Find each line with the string "стельовий" and report it.

[Stored data]
+---+

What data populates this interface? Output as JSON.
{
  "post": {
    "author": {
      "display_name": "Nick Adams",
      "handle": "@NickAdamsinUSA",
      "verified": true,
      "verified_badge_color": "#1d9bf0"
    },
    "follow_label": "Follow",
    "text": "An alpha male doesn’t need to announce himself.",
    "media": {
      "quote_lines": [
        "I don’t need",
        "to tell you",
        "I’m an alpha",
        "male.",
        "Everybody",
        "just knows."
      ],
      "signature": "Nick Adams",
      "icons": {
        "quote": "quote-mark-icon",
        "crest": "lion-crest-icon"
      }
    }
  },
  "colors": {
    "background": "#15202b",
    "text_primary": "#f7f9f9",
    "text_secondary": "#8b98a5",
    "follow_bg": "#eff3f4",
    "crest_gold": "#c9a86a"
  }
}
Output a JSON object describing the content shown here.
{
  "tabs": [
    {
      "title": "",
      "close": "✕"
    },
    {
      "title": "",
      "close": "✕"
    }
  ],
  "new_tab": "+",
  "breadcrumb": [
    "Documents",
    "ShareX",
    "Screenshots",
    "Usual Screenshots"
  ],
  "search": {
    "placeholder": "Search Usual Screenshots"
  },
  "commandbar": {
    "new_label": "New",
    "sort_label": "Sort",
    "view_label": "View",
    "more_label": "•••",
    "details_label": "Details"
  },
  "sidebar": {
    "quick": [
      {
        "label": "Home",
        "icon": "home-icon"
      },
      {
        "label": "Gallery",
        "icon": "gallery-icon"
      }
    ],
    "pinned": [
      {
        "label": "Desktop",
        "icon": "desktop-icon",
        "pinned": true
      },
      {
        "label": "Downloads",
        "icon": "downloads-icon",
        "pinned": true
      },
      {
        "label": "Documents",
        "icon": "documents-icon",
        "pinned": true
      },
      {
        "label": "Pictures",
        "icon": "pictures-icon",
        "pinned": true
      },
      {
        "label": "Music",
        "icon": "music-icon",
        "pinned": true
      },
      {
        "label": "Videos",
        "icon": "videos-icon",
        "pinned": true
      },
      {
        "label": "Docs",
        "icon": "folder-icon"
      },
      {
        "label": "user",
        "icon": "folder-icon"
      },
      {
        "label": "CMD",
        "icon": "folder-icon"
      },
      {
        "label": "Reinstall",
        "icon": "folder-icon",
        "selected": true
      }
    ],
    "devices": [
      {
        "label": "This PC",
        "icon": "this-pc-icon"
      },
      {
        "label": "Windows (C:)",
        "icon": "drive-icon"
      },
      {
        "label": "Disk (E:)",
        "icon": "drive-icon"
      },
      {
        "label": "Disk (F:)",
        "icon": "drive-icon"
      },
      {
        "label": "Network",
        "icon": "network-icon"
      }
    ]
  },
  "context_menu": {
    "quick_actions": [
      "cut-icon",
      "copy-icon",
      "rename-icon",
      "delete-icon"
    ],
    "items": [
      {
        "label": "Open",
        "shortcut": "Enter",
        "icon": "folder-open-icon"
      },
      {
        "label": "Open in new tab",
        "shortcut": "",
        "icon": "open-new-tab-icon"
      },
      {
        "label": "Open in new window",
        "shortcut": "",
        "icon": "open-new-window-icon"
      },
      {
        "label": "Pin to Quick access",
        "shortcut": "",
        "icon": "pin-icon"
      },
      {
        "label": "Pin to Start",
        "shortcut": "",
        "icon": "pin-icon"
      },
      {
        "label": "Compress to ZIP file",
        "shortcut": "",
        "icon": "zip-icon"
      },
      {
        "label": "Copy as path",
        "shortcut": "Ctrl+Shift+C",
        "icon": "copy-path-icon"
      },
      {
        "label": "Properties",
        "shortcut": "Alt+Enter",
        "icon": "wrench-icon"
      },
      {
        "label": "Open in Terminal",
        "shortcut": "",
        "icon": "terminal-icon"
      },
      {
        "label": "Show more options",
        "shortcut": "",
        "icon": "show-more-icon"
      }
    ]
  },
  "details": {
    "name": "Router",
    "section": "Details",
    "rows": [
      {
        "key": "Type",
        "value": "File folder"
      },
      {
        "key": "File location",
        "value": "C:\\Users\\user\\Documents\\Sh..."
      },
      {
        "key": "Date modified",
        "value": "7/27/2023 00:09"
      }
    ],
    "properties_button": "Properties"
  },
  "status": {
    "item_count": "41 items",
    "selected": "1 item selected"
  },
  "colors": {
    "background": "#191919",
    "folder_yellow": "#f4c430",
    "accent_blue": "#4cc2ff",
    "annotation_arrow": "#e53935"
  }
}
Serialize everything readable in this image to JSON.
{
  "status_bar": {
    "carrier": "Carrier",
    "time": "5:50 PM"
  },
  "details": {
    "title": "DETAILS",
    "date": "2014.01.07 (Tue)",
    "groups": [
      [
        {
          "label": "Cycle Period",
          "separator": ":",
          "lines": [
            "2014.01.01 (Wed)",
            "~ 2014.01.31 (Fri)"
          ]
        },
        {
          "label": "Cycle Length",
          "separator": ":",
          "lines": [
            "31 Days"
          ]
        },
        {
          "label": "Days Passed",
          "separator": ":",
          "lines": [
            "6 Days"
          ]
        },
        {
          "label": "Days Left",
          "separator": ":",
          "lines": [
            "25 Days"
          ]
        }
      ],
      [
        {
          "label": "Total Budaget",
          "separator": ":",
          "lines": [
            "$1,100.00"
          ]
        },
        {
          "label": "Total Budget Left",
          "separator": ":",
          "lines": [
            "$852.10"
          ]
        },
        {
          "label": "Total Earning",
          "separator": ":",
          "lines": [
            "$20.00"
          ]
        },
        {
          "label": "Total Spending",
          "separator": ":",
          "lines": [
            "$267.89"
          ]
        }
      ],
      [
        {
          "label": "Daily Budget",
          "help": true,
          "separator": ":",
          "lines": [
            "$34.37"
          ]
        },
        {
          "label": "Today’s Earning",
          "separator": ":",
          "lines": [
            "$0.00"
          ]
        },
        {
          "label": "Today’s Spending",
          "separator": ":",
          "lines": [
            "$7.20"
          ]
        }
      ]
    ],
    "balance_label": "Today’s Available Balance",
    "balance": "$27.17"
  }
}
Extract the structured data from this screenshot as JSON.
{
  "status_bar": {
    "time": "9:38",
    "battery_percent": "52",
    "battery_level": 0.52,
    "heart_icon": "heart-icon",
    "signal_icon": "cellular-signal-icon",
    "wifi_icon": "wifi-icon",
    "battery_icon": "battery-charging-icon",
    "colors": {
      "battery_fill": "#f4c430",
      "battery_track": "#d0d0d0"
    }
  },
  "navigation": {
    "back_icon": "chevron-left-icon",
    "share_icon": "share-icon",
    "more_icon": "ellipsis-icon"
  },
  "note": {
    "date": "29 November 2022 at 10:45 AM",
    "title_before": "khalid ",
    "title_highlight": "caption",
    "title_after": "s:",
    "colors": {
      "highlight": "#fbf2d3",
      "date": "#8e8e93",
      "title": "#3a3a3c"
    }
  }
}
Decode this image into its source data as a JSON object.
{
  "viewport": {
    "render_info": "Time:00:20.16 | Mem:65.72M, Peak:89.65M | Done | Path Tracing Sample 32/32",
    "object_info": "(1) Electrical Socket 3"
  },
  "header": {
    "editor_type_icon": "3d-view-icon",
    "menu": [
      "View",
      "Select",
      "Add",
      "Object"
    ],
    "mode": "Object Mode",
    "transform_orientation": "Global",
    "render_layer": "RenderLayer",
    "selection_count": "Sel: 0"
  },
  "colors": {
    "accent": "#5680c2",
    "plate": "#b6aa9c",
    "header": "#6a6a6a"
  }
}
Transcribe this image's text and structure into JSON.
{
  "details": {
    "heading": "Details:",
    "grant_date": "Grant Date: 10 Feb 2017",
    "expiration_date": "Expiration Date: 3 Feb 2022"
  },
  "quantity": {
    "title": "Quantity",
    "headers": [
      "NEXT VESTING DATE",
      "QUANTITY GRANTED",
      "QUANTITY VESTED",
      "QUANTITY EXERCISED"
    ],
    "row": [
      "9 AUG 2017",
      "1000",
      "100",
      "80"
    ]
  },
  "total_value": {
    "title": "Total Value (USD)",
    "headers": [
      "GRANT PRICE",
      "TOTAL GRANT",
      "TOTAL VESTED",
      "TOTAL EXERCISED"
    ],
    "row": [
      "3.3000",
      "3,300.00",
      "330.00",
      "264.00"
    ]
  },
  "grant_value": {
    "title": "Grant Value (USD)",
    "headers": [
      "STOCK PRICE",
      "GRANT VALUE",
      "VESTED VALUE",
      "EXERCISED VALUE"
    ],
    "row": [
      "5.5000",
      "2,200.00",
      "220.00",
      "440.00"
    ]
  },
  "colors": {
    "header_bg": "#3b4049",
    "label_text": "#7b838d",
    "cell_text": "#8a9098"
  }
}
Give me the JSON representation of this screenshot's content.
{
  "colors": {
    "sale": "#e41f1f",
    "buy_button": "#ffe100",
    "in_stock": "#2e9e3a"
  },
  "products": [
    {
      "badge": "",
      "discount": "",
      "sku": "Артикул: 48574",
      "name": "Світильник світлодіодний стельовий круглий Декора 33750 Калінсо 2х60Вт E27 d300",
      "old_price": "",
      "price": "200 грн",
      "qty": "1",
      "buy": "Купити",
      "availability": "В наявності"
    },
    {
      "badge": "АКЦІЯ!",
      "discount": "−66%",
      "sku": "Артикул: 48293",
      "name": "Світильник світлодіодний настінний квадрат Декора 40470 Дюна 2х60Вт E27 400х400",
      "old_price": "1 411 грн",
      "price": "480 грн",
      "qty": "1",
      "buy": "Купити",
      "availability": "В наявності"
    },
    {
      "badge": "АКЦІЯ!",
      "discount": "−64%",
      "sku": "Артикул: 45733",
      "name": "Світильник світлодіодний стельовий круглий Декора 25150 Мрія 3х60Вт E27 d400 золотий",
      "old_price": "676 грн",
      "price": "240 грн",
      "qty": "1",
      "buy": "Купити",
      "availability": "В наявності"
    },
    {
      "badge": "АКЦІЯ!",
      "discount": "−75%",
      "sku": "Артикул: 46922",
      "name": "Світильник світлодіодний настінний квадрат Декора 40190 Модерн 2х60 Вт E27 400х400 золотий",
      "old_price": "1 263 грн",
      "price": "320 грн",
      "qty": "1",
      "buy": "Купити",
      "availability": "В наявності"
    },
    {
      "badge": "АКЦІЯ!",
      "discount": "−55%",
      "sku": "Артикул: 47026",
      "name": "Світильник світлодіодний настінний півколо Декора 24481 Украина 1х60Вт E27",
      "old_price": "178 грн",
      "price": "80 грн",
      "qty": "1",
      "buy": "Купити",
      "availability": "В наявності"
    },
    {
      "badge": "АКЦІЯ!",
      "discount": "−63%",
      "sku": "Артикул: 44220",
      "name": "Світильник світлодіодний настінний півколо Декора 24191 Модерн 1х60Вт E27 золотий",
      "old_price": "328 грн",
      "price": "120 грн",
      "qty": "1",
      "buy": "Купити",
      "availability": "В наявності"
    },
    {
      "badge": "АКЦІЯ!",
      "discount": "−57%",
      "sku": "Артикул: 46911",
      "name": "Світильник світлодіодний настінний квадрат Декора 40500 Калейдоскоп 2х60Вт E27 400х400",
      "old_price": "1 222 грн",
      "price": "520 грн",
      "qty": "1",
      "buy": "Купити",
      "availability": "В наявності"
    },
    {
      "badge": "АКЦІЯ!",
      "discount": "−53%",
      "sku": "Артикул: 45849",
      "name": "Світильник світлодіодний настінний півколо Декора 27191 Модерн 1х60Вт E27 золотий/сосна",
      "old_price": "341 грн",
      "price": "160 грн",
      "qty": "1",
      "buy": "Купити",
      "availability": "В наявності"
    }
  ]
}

+---+

EXERCISE OUTPUT:
      "name": "Світильник світлодіодний стельовий круглий Декора 33750 Калінсо 2х60Вт E27 d300",
      "name": "Світильник світлодіодний стельовий круглий Декора 25150 Мрія 3х60Вт E27 d400 золотий",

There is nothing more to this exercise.